In attesa di Giustizia: avanti il tribunale del popolo
Nello scorso numero abbiamo trattato una volta di più il tema della informazione giudiziaria e dei danni collaterali che può derivare: l’argomento rimane di attualità, e consente di affrontarlo da altre angolazioni prendendo spunto da un processo che si sta svolgendo alla Corte di Assise di Roma e che richiama un’attenzione morbosa e fuorviante dei media.
Si tratta della vicenda di un sottufficiale della Marina Militare, distaccato ai servizi segreti, che manovrando una pistola, colpì accidentalmente al braccio il fidanzato della figlia: invece di chiamare subito i soccorsi ed assicurarne un ricovero, forse preso dal panico e sottovalutando la gravità delle lesioni, tergiversa, e con lui i suoi famigliari. Gli accertamenti medico legali hanno, viceversa, accertato che il proiettile ebbe ad assumere una traiettoria del tutto anomala, entrando dal braccio ma deviando per poi attraversare il polmone ed il cuore: la lesione è così divenuta mortale in conseguenza della condotta negligentemente attendista attribuita agli imputati (con il militare sono accusati in concorso del fatto anche coloro che erano presenti in casa e non adottarono nessuna iniziativa a salvaguardia del ferito).
L’incolpazione è di omicidio volontario con dolo eventuale cioè a dire di con l’intenzione di attuare un evento lesivo accettando l’eventualità che le conseguenze siano più gravi del voluto; la difesa è che si sia trattato di omicidio colposo commesso dal solo imputato, vale a dire non con volontarietà ma con una negligenza di grado elevato che tecnicamente si definisce “colpa cosciente” il cui discrimine dal dolo eventuale è sottile e ben comprensibile solo agli addetti ai lavori. Si discute, in sostanza, la qualificazione giuridica del fatto, affrontando il tema dell’elemento soggettivo della condotta.

(Dati per il riconoscimento della struttura del documento)

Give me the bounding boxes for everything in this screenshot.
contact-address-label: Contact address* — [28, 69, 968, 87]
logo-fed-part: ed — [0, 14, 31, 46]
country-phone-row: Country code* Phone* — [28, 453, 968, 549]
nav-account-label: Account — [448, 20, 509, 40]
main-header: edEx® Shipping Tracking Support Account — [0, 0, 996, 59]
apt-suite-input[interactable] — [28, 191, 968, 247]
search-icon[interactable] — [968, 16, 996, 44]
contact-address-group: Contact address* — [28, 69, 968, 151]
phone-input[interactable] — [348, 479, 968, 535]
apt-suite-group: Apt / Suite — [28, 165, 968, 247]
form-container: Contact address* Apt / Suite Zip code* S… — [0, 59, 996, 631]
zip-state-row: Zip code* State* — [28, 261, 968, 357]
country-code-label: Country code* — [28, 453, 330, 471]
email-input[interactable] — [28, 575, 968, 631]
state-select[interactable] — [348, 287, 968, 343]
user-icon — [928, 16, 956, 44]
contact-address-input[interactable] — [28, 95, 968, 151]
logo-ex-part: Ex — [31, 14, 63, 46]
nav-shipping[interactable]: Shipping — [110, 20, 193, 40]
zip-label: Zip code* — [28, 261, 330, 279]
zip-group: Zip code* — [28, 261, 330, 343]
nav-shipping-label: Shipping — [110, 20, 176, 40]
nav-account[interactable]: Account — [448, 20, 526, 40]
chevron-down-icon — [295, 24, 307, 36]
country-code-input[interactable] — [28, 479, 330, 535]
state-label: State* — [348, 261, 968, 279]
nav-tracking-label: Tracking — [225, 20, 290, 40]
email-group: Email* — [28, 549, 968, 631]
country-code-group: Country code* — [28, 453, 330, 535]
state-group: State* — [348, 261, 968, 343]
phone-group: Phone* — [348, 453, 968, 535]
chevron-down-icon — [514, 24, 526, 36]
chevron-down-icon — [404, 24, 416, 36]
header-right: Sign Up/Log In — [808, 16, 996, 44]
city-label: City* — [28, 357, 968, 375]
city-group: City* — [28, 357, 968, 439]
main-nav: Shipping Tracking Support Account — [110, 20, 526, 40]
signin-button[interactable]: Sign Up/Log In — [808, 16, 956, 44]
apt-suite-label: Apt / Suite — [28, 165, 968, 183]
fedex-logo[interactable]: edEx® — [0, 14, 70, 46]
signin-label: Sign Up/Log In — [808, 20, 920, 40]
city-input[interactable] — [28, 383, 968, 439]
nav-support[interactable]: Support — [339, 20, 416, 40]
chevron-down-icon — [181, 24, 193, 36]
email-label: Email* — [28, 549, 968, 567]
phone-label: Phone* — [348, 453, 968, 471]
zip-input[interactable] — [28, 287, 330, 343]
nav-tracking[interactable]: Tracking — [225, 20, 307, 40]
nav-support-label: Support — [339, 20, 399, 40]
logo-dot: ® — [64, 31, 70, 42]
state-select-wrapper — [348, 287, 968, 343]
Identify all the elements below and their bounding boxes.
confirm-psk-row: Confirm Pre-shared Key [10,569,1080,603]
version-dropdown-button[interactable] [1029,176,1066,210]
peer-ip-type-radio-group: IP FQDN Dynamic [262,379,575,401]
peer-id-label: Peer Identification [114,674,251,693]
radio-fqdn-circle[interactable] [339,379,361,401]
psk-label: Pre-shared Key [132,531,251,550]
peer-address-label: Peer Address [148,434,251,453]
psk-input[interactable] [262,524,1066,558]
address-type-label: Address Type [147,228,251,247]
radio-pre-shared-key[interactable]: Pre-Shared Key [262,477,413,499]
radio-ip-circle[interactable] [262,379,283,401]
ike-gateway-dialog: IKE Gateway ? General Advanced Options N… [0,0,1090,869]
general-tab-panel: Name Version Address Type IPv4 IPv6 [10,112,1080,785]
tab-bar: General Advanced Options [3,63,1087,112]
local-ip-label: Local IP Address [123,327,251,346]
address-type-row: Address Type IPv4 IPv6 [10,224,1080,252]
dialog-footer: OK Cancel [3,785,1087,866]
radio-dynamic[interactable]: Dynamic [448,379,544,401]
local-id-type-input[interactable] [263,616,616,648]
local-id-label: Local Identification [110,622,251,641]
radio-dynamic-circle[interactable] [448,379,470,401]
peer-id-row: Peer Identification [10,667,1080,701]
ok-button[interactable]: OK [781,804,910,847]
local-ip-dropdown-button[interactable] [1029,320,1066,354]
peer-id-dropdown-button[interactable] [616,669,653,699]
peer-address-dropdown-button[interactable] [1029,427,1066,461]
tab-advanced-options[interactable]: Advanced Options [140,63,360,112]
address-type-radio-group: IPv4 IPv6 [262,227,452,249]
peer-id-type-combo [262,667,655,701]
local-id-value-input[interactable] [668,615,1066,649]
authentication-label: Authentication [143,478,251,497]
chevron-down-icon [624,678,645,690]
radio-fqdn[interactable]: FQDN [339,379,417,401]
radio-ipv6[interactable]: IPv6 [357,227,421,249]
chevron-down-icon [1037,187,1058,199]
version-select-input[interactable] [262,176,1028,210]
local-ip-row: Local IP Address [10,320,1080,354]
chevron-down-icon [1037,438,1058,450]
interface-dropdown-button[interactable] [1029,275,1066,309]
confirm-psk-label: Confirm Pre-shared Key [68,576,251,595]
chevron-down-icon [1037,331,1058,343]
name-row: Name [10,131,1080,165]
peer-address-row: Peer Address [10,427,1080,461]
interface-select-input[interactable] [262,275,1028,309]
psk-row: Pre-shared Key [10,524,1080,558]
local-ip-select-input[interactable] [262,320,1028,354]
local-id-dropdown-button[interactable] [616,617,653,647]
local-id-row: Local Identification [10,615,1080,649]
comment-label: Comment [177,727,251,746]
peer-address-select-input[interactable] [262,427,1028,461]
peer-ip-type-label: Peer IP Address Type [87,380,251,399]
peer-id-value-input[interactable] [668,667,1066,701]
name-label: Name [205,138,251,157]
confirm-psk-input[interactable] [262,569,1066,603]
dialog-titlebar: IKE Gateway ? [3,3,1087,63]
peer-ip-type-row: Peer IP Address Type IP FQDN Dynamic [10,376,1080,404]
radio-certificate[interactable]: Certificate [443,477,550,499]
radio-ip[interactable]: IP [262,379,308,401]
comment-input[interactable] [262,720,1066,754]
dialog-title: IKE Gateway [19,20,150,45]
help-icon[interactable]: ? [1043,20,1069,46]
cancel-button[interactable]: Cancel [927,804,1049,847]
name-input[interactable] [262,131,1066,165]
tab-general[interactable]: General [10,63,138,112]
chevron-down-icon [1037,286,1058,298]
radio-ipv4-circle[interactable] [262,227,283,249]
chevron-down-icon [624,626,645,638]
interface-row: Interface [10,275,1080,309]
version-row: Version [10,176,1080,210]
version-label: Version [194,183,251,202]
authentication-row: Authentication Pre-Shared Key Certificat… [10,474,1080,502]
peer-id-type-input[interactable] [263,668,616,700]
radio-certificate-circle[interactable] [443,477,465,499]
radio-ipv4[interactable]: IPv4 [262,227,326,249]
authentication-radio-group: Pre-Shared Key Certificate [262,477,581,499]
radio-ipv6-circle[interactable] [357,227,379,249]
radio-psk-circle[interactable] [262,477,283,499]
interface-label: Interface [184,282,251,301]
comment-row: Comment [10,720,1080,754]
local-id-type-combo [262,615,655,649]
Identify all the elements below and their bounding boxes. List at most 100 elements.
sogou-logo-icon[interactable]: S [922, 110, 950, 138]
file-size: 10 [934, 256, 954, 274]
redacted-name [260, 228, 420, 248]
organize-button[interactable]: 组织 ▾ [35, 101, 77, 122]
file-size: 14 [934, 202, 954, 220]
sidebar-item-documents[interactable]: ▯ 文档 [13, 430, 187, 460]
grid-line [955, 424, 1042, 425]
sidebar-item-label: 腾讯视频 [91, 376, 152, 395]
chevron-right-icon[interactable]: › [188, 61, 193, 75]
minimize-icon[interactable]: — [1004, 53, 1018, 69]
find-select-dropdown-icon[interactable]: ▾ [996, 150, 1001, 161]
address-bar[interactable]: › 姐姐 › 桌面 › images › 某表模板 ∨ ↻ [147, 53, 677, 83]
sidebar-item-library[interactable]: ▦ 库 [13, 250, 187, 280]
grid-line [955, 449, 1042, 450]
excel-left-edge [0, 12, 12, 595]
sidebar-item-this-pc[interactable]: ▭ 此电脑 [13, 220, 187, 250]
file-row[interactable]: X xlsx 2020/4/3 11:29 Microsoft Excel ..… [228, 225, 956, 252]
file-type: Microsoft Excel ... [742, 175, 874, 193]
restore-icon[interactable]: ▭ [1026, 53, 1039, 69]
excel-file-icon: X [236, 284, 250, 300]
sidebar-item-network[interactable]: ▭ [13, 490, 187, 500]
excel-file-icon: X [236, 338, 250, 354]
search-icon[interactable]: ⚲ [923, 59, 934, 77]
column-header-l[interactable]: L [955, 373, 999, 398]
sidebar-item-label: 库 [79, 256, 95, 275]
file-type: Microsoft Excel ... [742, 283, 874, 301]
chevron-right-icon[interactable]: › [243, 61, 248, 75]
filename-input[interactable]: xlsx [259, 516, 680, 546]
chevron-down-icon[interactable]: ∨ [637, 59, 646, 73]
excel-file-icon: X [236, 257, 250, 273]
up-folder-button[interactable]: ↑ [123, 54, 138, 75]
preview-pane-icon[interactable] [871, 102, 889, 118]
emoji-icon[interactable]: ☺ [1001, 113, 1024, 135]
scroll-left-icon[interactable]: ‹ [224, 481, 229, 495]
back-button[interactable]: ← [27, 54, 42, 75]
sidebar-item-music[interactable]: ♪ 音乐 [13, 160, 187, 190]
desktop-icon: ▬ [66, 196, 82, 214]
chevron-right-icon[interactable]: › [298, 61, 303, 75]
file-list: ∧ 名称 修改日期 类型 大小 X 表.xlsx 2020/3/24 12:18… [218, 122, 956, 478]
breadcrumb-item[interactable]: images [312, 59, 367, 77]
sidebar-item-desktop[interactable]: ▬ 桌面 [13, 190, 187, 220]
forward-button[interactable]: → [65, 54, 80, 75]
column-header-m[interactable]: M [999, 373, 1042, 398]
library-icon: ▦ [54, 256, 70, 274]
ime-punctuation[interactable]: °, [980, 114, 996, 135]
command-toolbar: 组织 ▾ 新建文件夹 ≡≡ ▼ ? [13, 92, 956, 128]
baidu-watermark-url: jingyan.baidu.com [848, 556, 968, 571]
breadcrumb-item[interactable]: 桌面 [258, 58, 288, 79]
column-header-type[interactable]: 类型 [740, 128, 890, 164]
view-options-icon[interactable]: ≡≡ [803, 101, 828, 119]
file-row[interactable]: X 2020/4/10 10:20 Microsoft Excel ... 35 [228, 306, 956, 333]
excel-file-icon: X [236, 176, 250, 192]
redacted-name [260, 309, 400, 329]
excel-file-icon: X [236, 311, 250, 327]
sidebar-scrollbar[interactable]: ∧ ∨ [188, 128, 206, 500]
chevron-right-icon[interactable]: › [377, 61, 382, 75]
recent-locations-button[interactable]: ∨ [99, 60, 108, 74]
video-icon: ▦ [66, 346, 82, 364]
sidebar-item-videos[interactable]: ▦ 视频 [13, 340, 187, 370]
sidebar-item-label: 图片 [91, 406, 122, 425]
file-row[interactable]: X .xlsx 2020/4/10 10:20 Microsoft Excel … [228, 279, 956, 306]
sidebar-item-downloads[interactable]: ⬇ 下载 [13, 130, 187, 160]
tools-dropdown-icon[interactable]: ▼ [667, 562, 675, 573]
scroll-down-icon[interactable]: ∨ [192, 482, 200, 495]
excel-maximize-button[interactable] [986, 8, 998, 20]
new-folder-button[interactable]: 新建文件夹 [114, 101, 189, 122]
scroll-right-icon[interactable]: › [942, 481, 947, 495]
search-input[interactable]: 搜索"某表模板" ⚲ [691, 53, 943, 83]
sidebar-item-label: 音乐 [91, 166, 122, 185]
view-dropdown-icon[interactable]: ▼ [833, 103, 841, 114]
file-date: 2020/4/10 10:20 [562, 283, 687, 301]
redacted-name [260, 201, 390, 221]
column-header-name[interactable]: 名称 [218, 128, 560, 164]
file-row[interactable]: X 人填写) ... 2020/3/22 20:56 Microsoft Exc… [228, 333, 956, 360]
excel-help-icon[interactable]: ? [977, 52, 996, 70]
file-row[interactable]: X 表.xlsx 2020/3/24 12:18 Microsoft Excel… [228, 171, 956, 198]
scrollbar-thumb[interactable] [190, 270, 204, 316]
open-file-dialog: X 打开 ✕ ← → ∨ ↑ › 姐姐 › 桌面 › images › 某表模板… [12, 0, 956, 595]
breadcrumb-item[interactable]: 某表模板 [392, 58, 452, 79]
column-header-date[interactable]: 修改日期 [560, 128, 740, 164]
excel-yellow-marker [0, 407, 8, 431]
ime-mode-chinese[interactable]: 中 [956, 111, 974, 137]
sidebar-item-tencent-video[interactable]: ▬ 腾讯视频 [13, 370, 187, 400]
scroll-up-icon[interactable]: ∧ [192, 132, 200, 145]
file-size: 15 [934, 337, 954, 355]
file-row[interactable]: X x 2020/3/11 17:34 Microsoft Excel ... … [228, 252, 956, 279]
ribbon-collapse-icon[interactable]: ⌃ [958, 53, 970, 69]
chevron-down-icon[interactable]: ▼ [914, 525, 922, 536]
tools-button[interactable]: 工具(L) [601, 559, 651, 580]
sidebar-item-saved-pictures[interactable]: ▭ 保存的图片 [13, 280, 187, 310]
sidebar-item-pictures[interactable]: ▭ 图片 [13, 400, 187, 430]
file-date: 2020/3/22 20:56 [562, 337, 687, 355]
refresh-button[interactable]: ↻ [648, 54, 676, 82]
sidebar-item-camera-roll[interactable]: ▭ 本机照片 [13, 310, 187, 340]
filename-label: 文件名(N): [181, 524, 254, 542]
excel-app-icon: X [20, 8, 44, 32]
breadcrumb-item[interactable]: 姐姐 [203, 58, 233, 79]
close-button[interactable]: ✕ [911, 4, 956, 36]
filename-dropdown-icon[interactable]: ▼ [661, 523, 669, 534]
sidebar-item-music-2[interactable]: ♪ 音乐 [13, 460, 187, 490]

Compiti dell'esercizio:
[1] Di quale reato sono accusati gli imputati secondo il testo?
[2] Riporta, per favore, il passo del testo che si apre con le parole contenenti "In attesa di" e si chiude con "fuorviante dei media.".

Soluzioni per compito:
[1] Di omicidio volontario con dolo eventuale.

[2]
In attesa di Giustizia: avanti il tribunale del popolo
Nello scorso numero abbiamo trattato una volta di più il tema della informazione giudiziaria e dei danni collaterali che può derivare: l’argomento rimane di attualità, e consente di affrontarlo da altre angolazioni prendendo spunto da un processo che si sta svolgendo alla Corte di Assise di Roma e che richiama un’attenzione morbosa e fuorviante dei media.